#### [To be done]
From the records below, copy every line that contains the word "this".

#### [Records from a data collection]
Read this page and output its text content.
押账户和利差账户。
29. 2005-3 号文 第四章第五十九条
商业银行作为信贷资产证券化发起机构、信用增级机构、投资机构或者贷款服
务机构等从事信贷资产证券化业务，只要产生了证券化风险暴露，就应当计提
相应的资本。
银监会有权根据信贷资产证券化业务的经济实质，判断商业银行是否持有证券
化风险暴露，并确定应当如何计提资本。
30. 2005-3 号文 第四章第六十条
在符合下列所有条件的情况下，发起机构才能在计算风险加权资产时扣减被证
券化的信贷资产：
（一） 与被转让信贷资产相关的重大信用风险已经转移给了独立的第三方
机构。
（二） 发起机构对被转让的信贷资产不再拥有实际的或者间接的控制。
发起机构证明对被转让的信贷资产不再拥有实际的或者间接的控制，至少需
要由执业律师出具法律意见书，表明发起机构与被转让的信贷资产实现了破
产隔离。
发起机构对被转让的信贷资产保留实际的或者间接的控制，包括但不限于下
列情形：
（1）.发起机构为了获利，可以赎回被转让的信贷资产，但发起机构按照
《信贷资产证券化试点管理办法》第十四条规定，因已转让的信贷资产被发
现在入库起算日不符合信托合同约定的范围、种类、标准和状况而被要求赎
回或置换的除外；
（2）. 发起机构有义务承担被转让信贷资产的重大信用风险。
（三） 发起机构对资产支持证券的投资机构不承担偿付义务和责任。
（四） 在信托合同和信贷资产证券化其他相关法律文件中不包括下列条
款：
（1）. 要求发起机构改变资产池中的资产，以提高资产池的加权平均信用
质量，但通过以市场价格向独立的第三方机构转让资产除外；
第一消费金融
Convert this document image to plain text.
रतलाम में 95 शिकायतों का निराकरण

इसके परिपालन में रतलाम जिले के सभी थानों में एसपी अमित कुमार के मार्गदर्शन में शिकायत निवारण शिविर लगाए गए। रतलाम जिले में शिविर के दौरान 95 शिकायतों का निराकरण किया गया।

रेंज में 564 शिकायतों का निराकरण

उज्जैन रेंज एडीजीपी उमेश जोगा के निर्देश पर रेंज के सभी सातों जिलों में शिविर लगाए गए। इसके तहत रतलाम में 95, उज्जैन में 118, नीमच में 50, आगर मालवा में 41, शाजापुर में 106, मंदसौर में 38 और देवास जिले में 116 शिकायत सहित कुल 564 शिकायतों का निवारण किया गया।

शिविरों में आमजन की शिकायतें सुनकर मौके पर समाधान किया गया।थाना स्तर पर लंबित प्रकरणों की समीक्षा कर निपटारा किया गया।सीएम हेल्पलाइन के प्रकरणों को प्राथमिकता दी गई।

#### [Worked answer]
Read this page and output its text content.
Convert this document image to plain text.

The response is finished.